• Written task:
Reproduce every entry in the listing without alteration.

• Extracted entries:
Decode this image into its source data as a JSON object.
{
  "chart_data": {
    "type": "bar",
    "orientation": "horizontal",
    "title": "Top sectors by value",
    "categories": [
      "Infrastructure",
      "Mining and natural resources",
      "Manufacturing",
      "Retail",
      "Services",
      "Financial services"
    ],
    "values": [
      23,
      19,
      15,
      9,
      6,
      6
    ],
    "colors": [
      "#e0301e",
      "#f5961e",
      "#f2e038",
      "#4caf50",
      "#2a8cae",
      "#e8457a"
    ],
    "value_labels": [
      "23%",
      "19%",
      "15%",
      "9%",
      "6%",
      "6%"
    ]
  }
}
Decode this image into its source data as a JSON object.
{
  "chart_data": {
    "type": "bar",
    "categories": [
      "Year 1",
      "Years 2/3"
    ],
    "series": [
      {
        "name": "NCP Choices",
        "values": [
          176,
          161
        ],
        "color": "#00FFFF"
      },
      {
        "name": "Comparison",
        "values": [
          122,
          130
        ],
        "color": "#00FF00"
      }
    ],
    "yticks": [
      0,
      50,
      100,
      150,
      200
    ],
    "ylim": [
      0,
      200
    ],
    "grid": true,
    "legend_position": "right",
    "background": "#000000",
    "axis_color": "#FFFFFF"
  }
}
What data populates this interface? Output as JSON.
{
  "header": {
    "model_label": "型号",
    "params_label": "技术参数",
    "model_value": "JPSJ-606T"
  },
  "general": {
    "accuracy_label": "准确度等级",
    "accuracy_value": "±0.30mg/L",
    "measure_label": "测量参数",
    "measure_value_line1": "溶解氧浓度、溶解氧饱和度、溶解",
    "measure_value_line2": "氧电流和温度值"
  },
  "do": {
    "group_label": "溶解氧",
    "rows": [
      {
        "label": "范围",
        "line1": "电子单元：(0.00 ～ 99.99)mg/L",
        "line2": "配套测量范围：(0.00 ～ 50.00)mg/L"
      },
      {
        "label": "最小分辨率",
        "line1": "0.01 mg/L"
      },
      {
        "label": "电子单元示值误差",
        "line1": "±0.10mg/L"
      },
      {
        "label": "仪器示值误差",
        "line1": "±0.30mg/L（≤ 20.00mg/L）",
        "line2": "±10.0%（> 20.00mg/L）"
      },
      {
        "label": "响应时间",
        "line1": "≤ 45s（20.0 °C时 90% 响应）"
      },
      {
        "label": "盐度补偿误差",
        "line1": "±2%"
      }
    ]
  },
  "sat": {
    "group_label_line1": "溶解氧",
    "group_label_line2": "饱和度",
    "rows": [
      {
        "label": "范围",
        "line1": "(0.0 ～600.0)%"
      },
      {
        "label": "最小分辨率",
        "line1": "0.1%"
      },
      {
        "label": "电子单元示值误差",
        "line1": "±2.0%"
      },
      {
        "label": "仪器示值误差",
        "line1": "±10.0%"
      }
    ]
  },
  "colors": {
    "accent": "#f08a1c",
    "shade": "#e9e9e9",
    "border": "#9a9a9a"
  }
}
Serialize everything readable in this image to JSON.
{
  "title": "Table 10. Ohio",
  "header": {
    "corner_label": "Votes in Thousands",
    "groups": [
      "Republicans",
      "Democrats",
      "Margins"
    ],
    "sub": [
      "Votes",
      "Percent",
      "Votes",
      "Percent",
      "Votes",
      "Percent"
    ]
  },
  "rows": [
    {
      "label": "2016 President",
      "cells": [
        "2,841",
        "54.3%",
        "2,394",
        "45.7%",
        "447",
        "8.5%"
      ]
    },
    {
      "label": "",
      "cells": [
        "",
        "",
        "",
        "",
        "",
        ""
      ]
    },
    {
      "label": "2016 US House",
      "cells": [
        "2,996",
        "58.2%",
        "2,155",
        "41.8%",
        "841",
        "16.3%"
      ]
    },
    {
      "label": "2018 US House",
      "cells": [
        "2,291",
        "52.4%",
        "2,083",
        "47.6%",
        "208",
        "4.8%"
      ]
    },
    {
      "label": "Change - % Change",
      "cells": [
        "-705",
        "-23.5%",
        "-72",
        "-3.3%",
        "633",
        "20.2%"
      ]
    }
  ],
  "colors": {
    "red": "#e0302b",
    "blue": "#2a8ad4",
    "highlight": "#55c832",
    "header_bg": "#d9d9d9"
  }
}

• Response to this task:
Decode this image into its source data as a JSON object.
{
  "chart_data": {
    "type": "bar",
    "orientation": "horizontal",
    "title": "Top sectors by value",
    "categories": [
      "Infrastructure",
      "Mining and natural resources",
      "Manufacturing",
      "Retail",
      "Services",
      "Financial services"
    ],
    "values": [
      23,
      19,
      15,
      9,
      6,
      6
    ],
    "colors": [
      "#e0301e",
      "#f5961e",
      "#f2e038",
      "#4caf50",
      "#2a8cae",
      "#e8457a"
    ],
    "value_labels": [
      "23%",
      "19%",
      "15%",
      "9%",
      "6%",
      "6%"
    ]
  }
}
Decode this image into its source data as a JSON object.
{
  "chart_data": {
    "type": "bar",
    "categories": [
      "Year 1",
      "Years 2/3"
    ],
    "series": [
      {
        "name": "NCP Choices",
        "values": [
          176,
          161
        ],
        "color": "#00FFFF"
      },
      {
        "name": "Comparison",
        "values": [
          122,
          130
        ],
        "color": "#00FF00"
      }
    ],
    "yticks": [
      0,
      50,
      100,
      150,
      200
    ],
    "ylim": [
      0,
      200
    ],
    "grid": true,
    "legend_position": "right",
    "background": "#000000",
    "axis_color": "#FFFFFF"
  }
}
What data populates this interface? Output as JSON.
{
  "header": {
    "model_label": "型号",
    "params_label": "技术参数",
    "model_value": "JPSJ-606T"
  },
  "general": {
    "accuracy_label": "准确度等级",
    "accuracy_value": "±0.30mg/L",
    "measure_label": "测量参数",
    "measure_value_line1": "溶解氧浓度、溶解氧饱和度、溶解",
    "measure_value_line2": "氧电流和温度值"
  },
  "do": {
    "group_label": "溶解氧",
    "rows": [
      {
        "label": "范围",
        "line1": "电子单元：(0.00 ～ 99.99)mg/L",
        "line2": "配套测量范围：(0.00 ～ 50.00)mg/L"
      },
      {
        "label": "最小分辨率",
        "line1": "0.01 mg/L"
      },
      {
        "label": "电子单元示值误差",
        "line1": "±0.10mg/L"
      },
      {
        "label": "仪器示值误差",
        "line1": "±0.30mg/L（≤ 20.00mg/L）",
        "line2": "±10.0%（> 20.00mg/L）"
      },
      {
        "label": "响应时间",
        "line1": "≤ 45s（20.0 °C时 90% 响应）"
      },
      {
        "label": "盐度补偿误差",
        "line1": "±2%"
      }
    ]
  },
  "sat": {
    "group_label_line1": "溶解氧",
    "group_label_line2": "饱和度",
    "rows": [
      {
        "label": "范围",
        "line1": "(0.0 ～600.0)%"
      },
      {
        "label": "最小分辨率",
        "line1": "0.1%"
      },
      {
        "label": "电子单元示值误差",
        "line1": "±2.0%"
      },
      {
        "label": "仪器示值误差",
        "line1": "±10.0%"
      }
    ]
  },
  "colors": {
    "accent": "#f08a1c",
    "shade": "#e9e9e9",
    "border": "#9a9a9a"
  }
}
Serialize everything readable in this image to JSON.
{
  "title": "Table 10. Ohio",
  "header": {
    "corner_label": "Votes in Thousands",
    "groups": [
      "Republicans",
      "Democrats",
      "Margins"
    ],
    "sub": [
      "Votes",
      "Percent",
      "Votes",
      "Percent",
      "Votes",
      "Percent"
    ]
  },
  "rows": [
    {
      "label": "2016 President",
      "cells": [
        "2,841",
        "54.3%",
        "2,394",
        "45.7%",
        "447",
        "8.5%"
      ]
    },
    {
      "label": "",
      "cells": [
        "",
        "",
        "",
        "",
        "",
        ""
      ]
    },
    {
      "label": "2016 US House",
      "cells": [
        "2,996",
        "58.2%",
        "2,155",
        "41.8%",
        "841",
        "16.3%"
      ]
    },
    {
      "label": "2018 US House",
      "cells": [
        "2,291",
        "52.4%",
        "2,083",
        "47.6%",
        "208",
        "4.8%"
      ]
    },
    {
      "label": "Change - % Change",
      "cells": [
        "-705",
        "-23.5%",
        "-72",
        "-3.3%",
        "633",
        "20.2%"
      ]
    }
  ],
  "colors": {
    "red": "#e0302b",
    "blue": "#2a8ad4",
    "highlight": "#55c832",
    "header_bg": "#d9d9d9"
  }
}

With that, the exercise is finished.